Exercise aim —
Quote all entries in full, exactly.
┌──
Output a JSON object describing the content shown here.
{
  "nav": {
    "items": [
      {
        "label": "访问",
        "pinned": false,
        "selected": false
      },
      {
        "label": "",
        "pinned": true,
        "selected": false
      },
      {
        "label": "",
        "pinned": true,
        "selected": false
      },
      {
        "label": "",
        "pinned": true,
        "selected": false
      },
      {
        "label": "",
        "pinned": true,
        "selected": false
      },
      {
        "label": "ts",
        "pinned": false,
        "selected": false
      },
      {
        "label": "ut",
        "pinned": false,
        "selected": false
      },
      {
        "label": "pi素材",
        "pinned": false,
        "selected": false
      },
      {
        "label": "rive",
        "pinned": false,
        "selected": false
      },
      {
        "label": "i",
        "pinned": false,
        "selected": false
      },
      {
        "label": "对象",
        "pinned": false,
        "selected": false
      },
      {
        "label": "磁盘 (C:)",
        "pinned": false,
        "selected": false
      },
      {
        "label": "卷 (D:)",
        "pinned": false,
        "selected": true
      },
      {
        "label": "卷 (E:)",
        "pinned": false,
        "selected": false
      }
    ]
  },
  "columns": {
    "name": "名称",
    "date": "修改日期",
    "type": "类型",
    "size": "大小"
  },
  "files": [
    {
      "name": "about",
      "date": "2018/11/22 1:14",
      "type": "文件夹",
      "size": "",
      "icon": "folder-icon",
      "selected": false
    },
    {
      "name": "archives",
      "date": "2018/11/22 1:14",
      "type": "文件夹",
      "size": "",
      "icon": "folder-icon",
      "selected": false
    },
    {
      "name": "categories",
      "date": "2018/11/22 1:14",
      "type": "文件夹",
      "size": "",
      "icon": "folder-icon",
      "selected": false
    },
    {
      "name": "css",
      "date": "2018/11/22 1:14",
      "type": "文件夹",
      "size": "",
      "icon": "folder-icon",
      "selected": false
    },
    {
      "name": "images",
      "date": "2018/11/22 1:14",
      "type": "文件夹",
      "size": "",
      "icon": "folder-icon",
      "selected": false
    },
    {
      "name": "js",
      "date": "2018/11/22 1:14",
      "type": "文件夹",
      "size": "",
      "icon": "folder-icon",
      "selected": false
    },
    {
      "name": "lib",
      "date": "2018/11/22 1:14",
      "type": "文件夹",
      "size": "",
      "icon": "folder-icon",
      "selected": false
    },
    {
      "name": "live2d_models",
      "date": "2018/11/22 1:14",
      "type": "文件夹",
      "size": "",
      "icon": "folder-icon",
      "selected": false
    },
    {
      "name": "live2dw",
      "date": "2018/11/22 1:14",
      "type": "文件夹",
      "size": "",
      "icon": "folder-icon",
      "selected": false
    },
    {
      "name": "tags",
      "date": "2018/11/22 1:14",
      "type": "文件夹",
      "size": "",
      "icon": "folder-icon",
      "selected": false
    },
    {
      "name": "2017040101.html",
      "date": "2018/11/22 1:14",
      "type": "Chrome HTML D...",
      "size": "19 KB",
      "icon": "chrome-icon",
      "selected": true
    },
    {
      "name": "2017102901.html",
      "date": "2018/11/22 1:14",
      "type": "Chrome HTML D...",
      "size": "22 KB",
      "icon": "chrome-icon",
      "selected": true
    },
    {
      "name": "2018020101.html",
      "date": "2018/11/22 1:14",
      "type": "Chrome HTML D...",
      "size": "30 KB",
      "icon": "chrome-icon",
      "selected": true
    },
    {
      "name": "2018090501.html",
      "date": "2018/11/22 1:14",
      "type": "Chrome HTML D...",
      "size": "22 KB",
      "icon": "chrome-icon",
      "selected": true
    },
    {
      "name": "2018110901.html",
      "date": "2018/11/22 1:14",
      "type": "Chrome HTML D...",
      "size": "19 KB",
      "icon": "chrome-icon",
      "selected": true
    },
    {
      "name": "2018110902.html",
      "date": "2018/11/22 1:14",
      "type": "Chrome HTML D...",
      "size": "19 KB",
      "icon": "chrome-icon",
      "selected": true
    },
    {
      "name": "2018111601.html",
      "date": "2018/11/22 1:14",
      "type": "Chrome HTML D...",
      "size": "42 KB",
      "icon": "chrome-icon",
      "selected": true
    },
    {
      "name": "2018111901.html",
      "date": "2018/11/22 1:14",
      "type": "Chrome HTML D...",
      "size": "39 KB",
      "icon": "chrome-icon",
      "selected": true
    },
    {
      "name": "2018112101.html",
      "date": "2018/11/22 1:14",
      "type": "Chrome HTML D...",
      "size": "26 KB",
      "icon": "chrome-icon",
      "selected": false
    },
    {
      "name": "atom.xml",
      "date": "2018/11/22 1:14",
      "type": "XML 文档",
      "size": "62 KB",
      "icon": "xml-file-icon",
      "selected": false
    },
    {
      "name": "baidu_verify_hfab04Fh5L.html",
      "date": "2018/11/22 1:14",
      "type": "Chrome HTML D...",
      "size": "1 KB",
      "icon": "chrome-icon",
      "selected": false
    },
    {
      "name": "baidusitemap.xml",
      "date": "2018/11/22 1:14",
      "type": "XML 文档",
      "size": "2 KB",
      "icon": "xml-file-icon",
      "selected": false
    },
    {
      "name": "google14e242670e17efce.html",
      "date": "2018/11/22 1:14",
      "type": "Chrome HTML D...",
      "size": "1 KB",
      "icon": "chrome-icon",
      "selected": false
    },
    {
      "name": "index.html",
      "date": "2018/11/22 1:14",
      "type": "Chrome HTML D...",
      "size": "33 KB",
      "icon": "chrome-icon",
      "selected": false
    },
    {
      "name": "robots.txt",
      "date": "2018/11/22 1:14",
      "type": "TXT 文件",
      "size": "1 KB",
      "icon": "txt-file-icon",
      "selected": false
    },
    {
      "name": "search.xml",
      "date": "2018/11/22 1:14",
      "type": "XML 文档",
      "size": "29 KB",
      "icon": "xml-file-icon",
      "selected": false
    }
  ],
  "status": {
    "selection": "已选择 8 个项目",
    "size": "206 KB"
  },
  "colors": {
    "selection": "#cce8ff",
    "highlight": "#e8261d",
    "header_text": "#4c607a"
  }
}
└──
Response to the task —
Output a JSON object describing the content shown here.
{
  "nav": {
    "items": [
      {
        "label": "访问",
        "pinned": false,
        "selected": false
      },
      {
        "label": "",
        "pinned": true,
        "selected": false
      },
      {
        "label": "",
        "pinned": true,
        "selected": false
      },
      {
        "label": "",
        "pinned": true,
        "selected": false
      },
      {
        "label": "",
        "pinned": true,
        "selected": false
      },
      {
        "label": "ts",
        "pinned": false,
        "selected": false
      },
      {
        "label": "ut",
        "pinned": false,
        "selected": false
      },
      {
        "label": "pi素材",
        "pinned": false,
        "selected": false
      },
      {
        "label": "rive",
        "pinned": false,
        "selected": false
      },
      {
        "label": "i",
        "pinned": false,
        "selected": false
      },
      {
        "label": "对象",
        "pinned": false,
        "selected": false
      },
      {
        "label": "磁盘 (C:)",
        "pinned": false,
        "selected": false
      },
      {
        "label": "卷 (D:)",
        "pinned": false,
        "selected": true
      },
      {
        "label": "卷 (E:)",
        "pinned": false,
        "selected": false
      }
    ]
  },
  "columns": {
    "name": "名称",
    "date": "修改日期",
    "type": "类型",
    "size": "大小"
  },
  "files": [
    {
      "name": "about",
      "date": "2018/11/22 1:14",
      "type": "文件夹",
      "size": "",
      "icon": "folder-icon",
      "selected": false
    },
    {
      "name": "archives",
      "date": "2018/11/22 1:14",
      "type": "文件夹",
      "size": "",
      "icon": "folder-icon",
      "selected": false
    },
    {
      "name": "categories",
      "date": "2018/11/22 1:14",
      "type": "文件夹",
      "size": "",
      "icon": "folder-icon",
      "selected": false
    },
    {
      "name": "css",
      "date": "2018/11/22 1:14",
      "type": "文件夹",
      "size": "",
      "icon": "folder-icon",
      "selected": false
    },
    {
      "name": "images",
      "date": "2018/11/22 1:14",
      "type": "文件夹",
      "size": "",
      "icon": "folder-icon",
      "selected": false
    },
    {
      "name": "js",
      "date": "2018/11/22 1:14",
      "type": "文件夹",
      "size": "",
      "icon": "folder-icon",
      "selected": false
    },
    {
      "name": "lib",
      "date": "2018/11/22 1:14",
      "type": "文件夹",
      "size": "",
      "icon": "folder-icon",
      "selected": false
    },
    {
      "name": "live2d_models",
      "date": "2018/11/22 1:14",
      "type": "文件夹",
      "size": "",
      "icon": "folder-icon",
      "selected": false
    },
    {
      "name": "live2dw",
      "date": "2018/11/22 1:14",
      "type": "文件夹",
      "size": "",
      "icon": "folder-icon",
      "selected": false
    },
    {
      "name": "tags",
      "date": "2018/11/22 1:14",
      "type": "文件夹",
      "size": "",
      "icon": "folder-icon",
      "selected": false
    },
    {
      "name": "2017040101.html",
      "date": "2018/11/22 1:14",
      "type": "Chrome HTML D...",
      "size": "19 KB",
      "icon": "chrome-icon",
      "selected": true
    },
    {
      "name": "2017102901.html",
      "date": "2018/11/22 1:14",
      "type": "Chrome HTML D...",
      "size": "22 KB",
      "icon": "chrome-icon",
      "selected": true
    },
    {
      "name": "2018020101.html",
      "date": "2018/11/22 1:14",
      "type": "Chrome HTML D...",
      "size": "30 KB",
      "icon": "chrome-icon",
      "selected": true
    },
    {
      "name": "2018090501.html",
      "date": "2018/11/22 1:14",
      "type": "Chrome HTML D...",
      "size": "22 KB",
      "icon": "chrome-icon",
      "selected": true
    },
    {
      "name": "2018110901.html",
      "date": "2018/11/22 1:14",
      "type": "Chrome HTML D...",
      "size": "19 KB",
      "icon": "chrome-icon",
      "selected": true
    },
    {
      "name": "2018110902.html",
      "date": "2018/11/22 1:14",
      "type": "Chrome HTML D...",
      "size": "19 KB",
      "icon": "chrome-icon",
      "selected": true
    },
    {
      "name": "2018111601.html",
      "date": "2018/11/22 1:14",
      "type": "Chrome HTML D...",
      "size": "42 KB",
      "icon": "chrome-icon",
      "selected": true
    },
    {
      "name": "2018111901.html",
      "date": "2018/11/22 1:14",
      "type": "Chrome HTML D...",
      "size": "39 KB",
      "icon": "chrome-icon",
      "selected": true
    },
    {
      "name": "2018112101.html",
      "date": "2018/11/22 1:14",
      "type": "Chrome HTML D...",
      "size": "26 KB",
      "icon": "chrome-icon",
      "selected": false
    },
    {
      "name": "atom.xml",
      "date": "2018/11/22 1:14",
      "type": "XML 文档",
      "size": "62 KB",
      "icon": "xml-file-icon",
      "selected": false
    },
    {
      "name": "baidu_verify_hfab04Fh5L.html",
      "date": "2018/11/22 1:14",
      "type": "Chrome HTML D...",
      "size": "1 KB",
      "icon": "chrome-icon",
      "selected": false
    },
    {
      "name": "baidusitemap.xml",
      "date": "2018/11/22 1:14",
      "type": "XML 文档",
      "size": "2 KB",
      "icon": "xml-file-icon",
      "selected": false
    },
    {
      "name": "google14e242670e17efce.html",
      "date": "2018/11/22 1:14",
      "type": "Chrome HTML D...",
      "size": "1 KB",
      "icon": "chrome-icon",
      "selected": false
    },
    {
      "name": "index.html",
      "date": "2018/11/22 1:14",
      "type": "Chrome HTML D...",
      "size": "33 KB",
      "icon": "chrome-icon",
      "selected": false
    },
    {
      "name": "robots.txt",
      "date": "2018/11/22 1:14",
      "type": "TXT 文件",
      "size": "1 KB",
      "icon": "txt-file-icon",
      "selected": false
    },
    {
      "name": "search.xml",
      "date": "2018/11/22 1:14",
      "type": "XML 文档",
      "size": "29 KB",
      "icon": "xml-file-icon",
      "selected": false
    }
  ],
  "status": {
    "selection": "已选择 8 个项目",
    "size": "206 KB"
  },
  "colors": {
    "selection": "#cce8ff",
    "highlight": "#e8261d",
    "header_text": "#4c607a"
  }
}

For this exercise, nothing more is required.